Problem description
Look for the word "Linear" in the entries below, then copy every line that has it.

Extracted records
______________________________

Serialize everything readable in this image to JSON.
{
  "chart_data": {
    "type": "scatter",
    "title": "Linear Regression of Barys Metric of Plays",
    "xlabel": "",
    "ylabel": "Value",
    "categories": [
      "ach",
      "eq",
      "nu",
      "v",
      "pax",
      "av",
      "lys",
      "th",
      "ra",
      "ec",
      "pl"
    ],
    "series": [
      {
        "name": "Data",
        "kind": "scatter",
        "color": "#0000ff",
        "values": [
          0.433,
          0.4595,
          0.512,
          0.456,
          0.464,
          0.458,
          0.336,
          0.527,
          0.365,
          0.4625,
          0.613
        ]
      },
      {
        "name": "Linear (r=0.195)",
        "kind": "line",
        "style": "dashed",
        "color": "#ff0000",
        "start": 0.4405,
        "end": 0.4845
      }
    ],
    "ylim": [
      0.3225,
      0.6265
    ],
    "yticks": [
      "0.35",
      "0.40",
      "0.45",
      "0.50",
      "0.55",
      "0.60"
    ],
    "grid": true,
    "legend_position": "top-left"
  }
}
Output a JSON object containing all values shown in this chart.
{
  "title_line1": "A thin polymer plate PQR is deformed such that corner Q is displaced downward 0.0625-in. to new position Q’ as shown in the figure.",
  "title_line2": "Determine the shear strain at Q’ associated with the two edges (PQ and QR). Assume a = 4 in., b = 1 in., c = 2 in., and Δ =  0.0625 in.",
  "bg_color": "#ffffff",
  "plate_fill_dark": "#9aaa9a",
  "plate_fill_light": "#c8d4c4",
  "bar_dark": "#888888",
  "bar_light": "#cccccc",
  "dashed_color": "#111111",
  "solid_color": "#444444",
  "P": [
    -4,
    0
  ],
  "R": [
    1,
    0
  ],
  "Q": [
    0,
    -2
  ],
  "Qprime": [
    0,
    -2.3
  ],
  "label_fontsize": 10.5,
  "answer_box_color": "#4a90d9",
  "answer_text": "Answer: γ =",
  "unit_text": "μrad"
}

______________________________

Solution for this problem
    "title": "Linear Regression of Barys Metric of Plays",
        "name": "Linear (r=0.195)",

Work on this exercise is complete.